Verilen metin:
####
Makale

Rabb'imize Arzuhâl: Dua

DİYANETE SORALIM
Rabb’imize Arzuhâl: DUA
Duanın önemi nedir ve dua nasıl yapılmalıdır?
Sözlük anlamı ile dua “çağırmak, seslenmek, istemek, yardım talep etmek” demektir. Dinî bir terim olarak ise insanın bütün benliğiyle Allah’a yönelerek maddi ve manevi isteklerini O’na arz etmesidir. Temeli, insanın Allah’a hâlini arz etmesi ve O’na niyazda bulunması olduğuna göre dua, Allah ile kul arasında bir irtibattır. Duada daima tâzim (Allah’ı yüceleme) ve tâzimle birlikte istekte bulunma anlamı vardır. Dua aynı zamanda zikir ve ibadettir. Böylece duada biri zikir ve saygı, diğeri de dilek olmak üzere iki unsur hep yan yana bulunur. Bu sebeple Hz. Peygamber (s.a.s.), “Dua, ibadetin özüdür.” (Tirmizî, Deavat, 2.) buyurmuştur. Aynı sebeple en önemli ibadet olan namaz, dua (salât) kelimesiyle ifade edilmiştir. (En’am, 6/52; Kehf, 18/28.) Diğer bir ayette de, “De ki; duanız (kulluğunuz) olmasa Rabbim size ne diye değer versin.” (Furkan, 25/77.) buyurulmak suretiyle insanın ancak Allah’a olan bu yönelişiyle değer kazanabileceği belirtilmiştir. Duanın sadece Allah’a yöneltilmesi; Allah’tan başkasına, putlara veya kendilerine üstün nitelikler izafe edilen başka yaratıklara dua ve ibadet edilmemesi Kur’an’da ısrarla vurgulanmıştır. (Şuara, 26/213; Kasas, 28/88.)
Duaların kabul olması için ön şartlar var mıdır?
####
Yapılacak görevler:
A. Kayıtlarda "List every element" ifadesini içeren satırdan başlayıp "X-axis label: Pression" ifadesini içeren satırda biten bölümü, "screenshot" yerine "image" koyarak ve başka hiçbir şeyi değiştirmeden yeniden yazın. Resimleri yanıta almayın.
B. Lütfen dua konulu metni kaldığı yerden sürdürün.
Metin ile kayıtlar arasında hiçbir bağlantı yoktur.

Listelenen kayıtlar:
####
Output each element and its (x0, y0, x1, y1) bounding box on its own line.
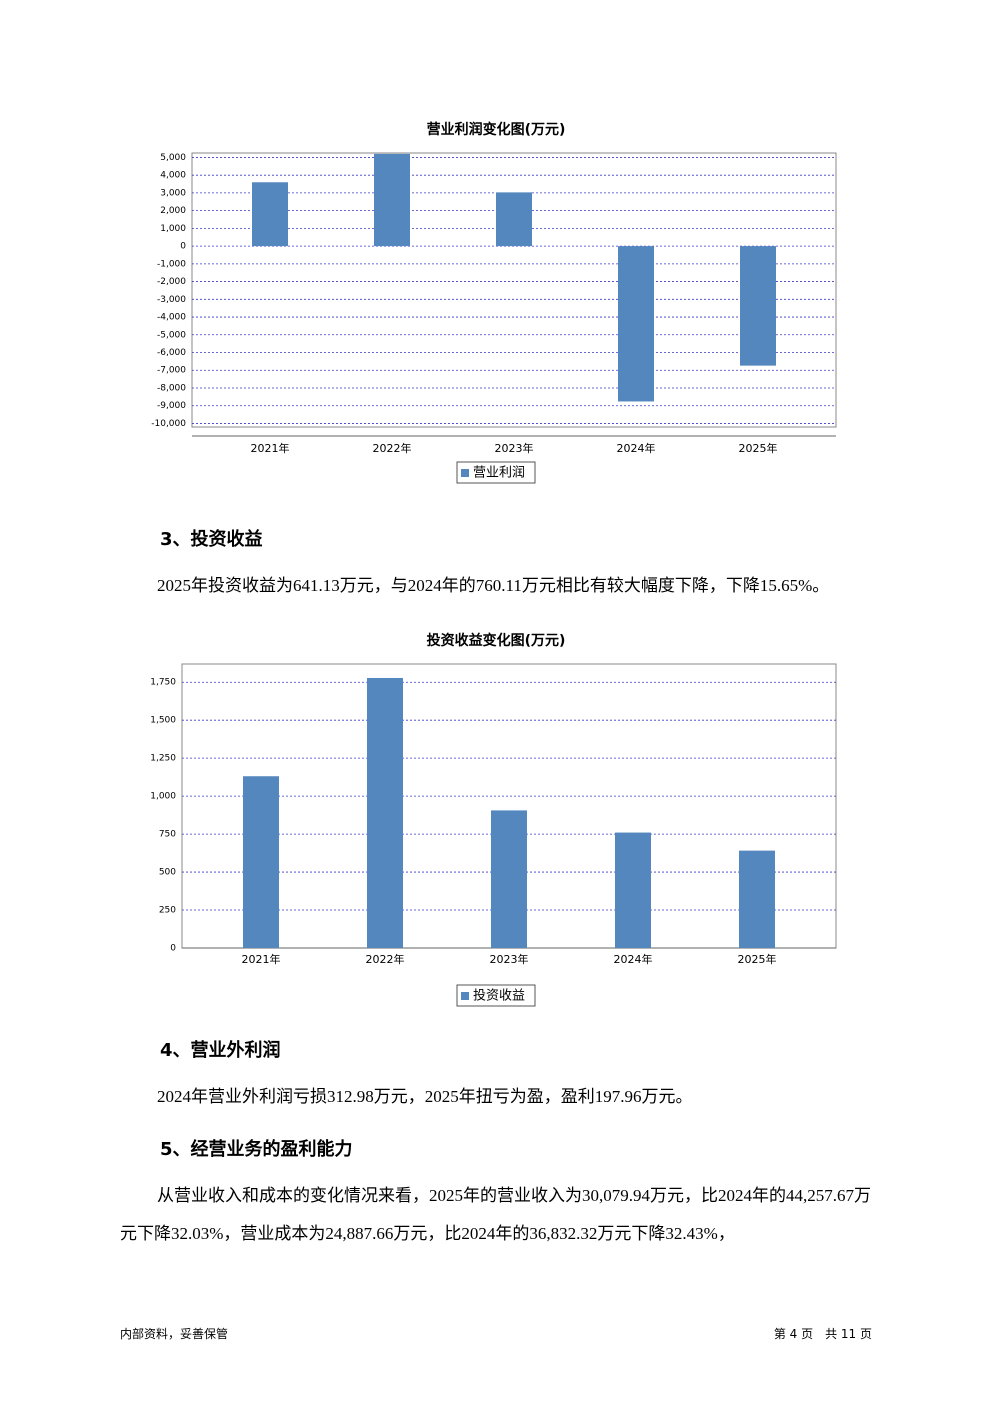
####
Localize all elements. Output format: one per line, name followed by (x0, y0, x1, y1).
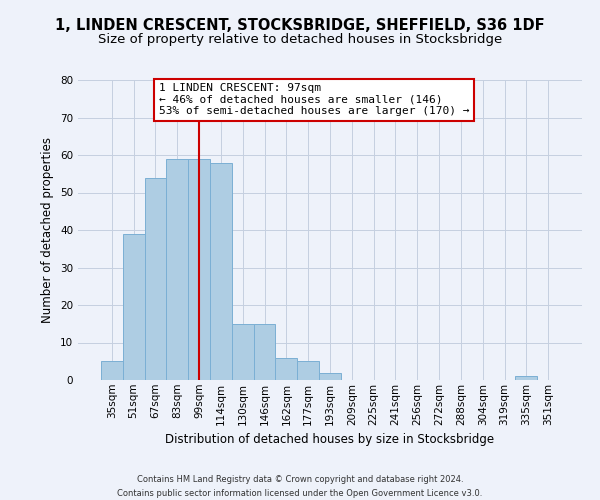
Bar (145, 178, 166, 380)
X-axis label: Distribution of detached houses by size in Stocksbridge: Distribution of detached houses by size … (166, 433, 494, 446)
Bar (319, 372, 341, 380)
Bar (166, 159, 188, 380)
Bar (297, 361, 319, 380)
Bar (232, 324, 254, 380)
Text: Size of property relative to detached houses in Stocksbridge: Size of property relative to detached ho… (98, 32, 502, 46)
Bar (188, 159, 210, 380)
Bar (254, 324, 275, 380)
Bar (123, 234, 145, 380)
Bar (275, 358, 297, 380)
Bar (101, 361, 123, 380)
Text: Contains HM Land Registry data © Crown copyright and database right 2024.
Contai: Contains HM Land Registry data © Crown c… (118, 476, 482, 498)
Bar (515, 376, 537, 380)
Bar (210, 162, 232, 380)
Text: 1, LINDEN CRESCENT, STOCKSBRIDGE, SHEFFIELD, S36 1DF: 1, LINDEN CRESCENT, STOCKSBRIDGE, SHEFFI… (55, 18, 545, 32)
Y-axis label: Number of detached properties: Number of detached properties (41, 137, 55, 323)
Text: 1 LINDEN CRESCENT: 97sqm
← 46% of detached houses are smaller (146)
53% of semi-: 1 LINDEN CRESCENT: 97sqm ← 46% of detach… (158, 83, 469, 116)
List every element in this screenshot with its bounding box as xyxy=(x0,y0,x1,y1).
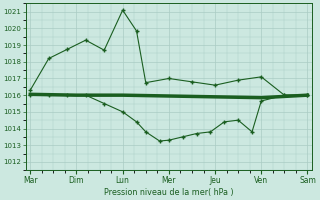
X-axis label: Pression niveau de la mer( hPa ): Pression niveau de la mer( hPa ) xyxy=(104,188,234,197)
####
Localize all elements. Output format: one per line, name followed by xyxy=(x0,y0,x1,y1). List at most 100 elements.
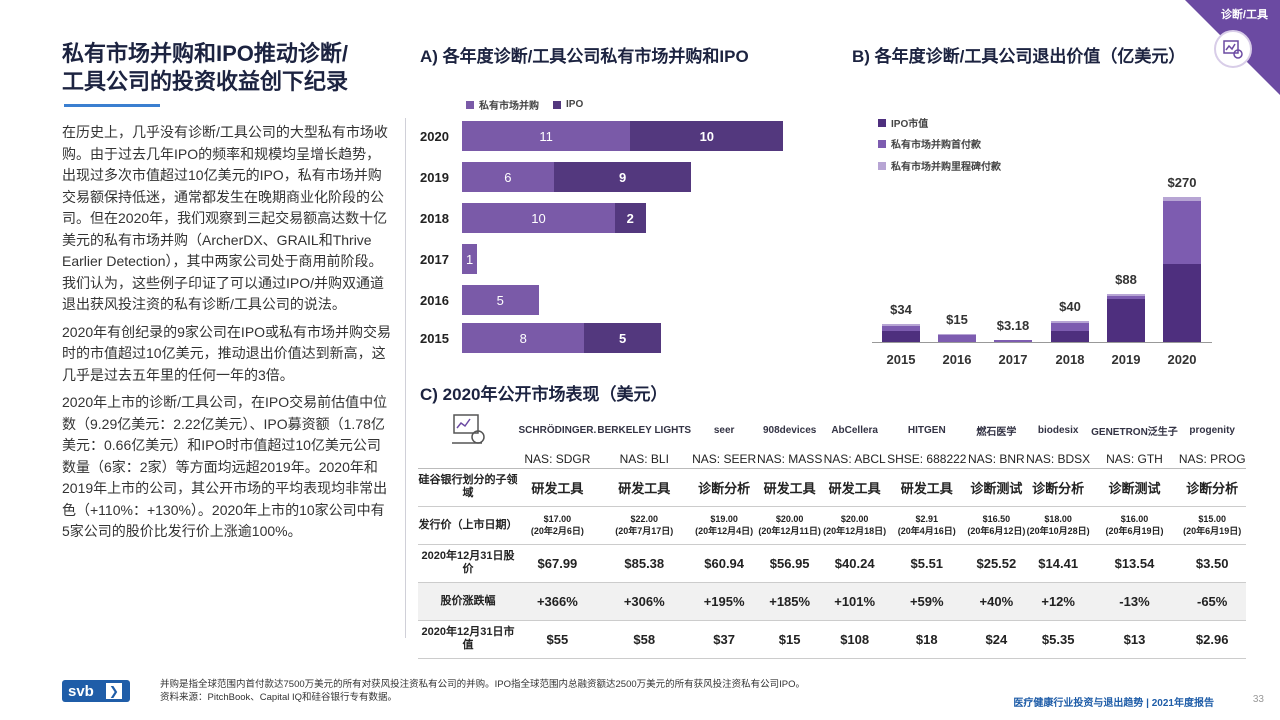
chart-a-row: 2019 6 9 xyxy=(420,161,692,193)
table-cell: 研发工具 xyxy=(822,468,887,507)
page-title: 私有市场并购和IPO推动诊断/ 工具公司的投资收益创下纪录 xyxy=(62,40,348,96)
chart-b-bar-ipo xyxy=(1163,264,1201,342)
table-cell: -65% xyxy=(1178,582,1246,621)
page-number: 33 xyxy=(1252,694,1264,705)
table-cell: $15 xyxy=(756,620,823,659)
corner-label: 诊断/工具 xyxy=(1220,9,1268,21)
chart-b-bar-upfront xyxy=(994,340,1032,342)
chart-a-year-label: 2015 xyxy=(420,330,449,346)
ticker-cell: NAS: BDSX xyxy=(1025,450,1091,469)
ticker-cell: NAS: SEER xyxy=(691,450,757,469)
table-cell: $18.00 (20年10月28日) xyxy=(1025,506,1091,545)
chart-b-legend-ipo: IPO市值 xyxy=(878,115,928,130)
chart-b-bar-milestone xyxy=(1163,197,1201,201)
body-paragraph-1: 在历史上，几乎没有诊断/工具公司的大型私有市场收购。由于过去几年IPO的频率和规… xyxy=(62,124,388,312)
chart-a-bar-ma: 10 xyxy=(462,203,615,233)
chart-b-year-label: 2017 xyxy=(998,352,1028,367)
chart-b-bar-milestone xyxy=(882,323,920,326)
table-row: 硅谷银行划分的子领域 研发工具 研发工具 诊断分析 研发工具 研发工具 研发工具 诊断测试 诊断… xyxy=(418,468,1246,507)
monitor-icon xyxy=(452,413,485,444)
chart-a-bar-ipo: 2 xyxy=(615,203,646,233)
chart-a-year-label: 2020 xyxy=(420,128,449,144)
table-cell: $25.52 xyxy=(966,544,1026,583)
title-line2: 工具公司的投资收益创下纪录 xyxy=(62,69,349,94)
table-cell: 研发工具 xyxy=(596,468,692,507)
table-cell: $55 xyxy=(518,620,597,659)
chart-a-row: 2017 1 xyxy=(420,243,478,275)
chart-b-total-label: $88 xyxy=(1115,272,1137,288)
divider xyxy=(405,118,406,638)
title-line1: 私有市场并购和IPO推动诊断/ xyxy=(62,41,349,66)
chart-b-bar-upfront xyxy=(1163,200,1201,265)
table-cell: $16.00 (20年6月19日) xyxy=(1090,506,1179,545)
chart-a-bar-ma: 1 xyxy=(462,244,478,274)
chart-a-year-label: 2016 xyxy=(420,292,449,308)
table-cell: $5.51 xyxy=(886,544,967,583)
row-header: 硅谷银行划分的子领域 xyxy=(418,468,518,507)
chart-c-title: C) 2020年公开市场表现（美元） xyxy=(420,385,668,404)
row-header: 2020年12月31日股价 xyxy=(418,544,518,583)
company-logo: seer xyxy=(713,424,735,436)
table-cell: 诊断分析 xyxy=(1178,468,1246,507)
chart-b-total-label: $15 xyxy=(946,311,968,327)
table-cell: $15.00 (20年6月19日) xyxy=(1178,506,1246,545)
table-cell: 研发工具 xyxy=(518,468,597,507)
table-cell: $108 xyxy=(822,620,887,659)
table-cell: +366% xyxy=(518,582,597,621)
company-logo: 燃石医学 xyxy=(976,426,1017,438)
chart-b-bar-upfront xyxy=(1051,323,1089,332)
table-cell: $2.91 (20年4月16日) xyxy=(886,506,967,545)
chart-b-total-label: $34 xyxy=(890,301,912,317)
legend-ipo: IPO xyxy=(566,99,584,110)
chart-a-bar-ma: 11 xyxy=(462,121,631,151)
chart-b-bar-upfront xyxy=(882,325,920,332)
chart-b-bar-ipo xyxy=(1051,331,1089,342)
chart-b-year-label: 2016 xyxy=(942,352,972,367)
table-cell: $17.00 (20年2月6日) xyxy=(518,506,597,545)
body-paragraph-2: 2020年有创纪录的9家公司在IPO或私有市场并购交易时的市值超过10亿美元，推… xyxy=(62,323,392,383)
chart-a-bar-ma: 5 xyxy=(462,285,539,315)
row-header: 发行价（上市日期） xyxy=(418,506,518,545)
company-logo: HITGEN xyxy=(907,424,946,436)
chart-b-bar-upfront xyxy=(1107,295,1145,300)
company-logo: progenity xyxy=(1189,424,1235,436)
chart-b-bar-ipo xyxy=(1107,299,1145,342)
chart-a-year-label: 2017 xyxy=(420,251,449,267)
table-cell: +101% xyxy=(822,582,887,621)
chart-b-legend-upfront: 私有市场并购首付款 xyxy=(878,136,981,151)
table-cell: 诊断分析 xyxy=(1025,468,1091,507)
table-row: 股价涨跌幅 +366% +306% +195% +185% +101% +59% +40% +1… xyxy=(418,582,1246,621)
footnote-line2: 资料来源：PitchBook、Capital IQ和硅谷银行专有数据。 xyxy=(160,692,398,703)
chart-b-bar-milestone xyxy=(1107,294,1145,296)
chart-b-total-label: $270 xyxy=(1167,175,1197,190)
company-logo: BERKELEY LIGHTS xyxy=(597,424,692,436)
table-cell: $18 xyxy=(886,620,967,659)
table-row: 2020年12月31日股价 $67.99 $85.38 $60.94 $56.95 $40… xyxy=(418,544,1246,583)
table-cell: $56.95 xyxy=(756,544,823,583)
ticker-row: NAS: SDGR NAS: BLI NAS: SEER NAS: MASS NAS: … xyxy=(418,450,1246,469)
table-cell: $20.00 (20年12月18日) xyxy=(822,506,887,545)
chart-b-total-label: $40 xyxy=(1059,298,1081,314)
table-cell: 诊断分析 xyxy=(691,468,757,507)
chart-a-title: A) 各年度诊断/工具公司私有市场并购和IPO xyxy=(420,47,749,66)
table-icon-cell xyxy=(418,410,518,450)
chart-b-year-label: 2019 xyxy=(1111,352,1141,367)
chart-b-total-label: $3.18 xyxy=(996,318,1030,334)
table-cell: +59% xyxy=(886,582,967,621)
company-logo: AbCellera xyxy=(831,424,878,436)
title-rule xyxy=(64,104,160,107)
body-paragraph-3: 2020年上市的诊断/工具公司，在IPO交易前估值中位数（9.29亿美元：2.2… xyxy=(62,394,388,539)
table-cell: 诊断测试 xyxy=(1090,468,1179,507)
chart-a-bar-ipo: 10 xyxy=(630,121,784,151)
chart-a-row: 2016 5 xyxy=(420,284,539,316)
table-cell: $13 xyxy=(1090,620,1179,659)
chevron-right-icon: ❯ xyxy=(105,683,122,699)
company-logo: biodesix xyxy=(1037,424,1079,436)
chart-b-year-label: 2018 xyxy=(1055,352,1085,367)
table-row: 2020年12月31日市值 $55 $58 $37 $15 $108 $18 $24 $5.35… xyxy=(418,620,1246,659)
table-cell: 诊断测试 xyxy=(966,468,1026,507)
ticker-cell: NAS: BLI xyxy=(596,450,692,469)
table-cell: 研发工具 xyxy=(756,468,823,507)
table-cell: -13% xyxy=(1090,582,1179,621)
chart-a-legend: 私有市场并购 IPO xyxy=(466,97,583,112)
####
Görev yanıtları:
A.
List every element in this image with its bounding box as xyxy=(x0,y0,x1,y1).
X-axis label: Pression niveau de la mer( hPa ): Pression niveau de la mer( hPa ) xyxy=(104,188,234,197)

B.
Duanın kabul edilmesi için şu hususlara riayet edilmesi istenmiştir:
a. Duadan önce tövbe ve istiğfar edilmelidir. Günah işleyen, haramlardan uzak durmayan bir kulun duası kabul edilmeye layık değildir. Hz. Peygamber’in (s.a.s.) şu hadisi çok dikkat çekicidir: “Allah yolunda seferler yapmış, üstü başı tozlanmış bir adam ellerini semaya kaldırarak,‘Yâ Rabbi, Yâ Rabbi’ diye yalvarıyor. Oysa yediği haram, içtiği haram, giydiği haram, gıdası haramdır. Böyle birisinin duası nasıl kabul olur?” (Mûslim, Zekat, 65; Tirmizî, Tefsiru’l-Kur’an, 3.)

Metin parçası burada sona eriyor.